DIRECTIONS FOR THIS TASK — Copy every line from the data below in which the string "Device" can be found.

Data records

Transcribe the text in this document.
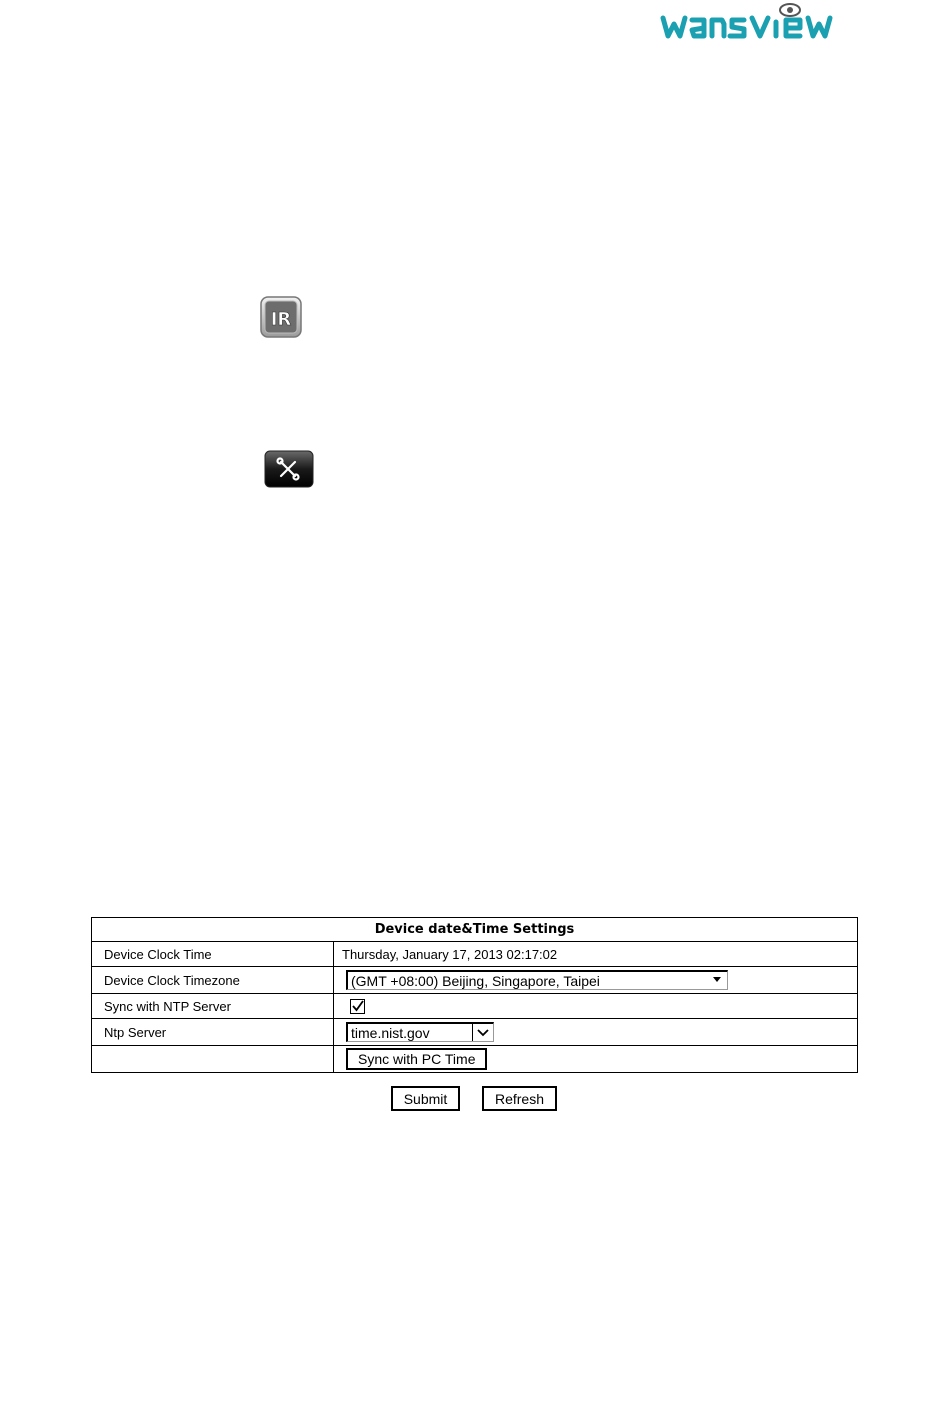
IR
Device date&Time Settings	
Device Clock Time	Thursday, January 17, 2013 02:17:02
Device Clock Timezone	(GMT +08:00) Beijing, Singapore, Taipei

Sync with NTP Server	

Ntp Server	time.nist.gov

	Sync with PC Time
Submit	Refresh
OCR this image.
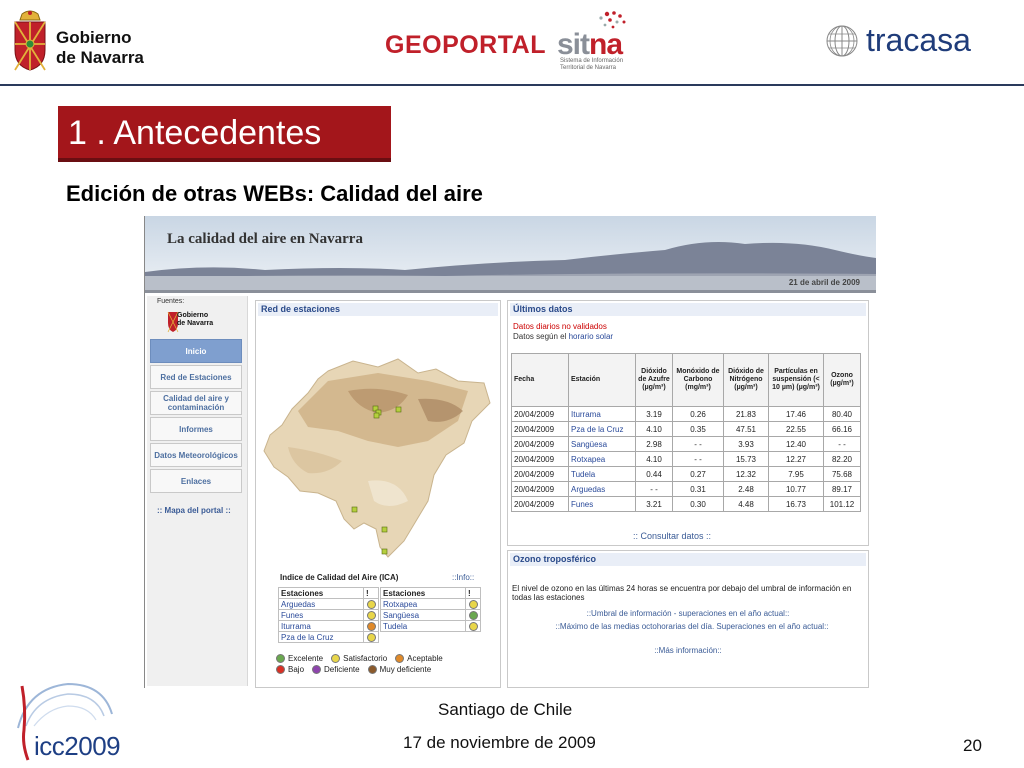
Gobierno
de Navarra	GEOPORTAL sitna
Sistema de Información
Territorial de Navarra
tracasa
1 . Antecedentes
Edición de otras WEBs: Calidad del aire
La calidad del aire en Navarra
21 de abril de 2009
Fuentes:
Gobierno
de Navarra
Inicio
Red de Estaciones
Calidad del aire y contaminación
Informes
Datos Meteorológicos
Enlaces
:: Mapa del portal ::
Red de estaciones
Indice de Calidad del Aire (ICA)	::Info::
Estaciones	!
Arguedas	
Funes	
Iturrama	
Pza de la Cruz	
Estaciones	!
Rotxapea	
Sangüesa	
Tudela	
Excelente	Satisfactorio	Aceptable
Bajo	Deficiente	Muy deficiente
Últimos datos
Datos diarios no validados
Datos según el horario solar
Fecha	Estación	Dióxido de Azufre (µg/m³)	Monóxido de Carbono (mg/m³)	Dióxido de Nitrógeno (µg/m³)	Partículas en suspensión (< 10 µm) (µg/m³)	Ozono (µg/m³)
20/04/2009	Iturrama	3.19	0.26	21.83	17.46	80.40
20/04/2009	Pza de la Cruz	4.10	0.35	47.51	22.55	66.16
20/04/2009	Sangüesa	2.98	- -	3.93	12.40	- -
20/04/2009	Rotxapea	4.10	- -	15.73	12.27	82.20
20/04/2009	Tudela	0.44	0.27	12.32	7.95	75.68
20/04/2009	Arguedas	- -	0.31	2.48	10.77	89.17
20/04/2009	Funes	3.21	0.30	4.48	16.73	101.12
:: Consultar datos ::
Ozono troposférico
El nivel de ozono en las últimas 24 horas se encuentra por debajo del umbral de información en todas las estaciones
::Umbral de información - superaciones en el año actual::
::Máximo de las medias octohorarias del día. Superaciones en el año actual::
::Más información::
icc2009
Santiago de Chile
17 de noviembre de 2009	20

RESPONSE —
Device date&Time Settings	
Device Clock Time	Thursday, January 17, 2013 02:17:02
Device Clock Timezone	(GMT +08:00) Beijing, Singapore, Taipei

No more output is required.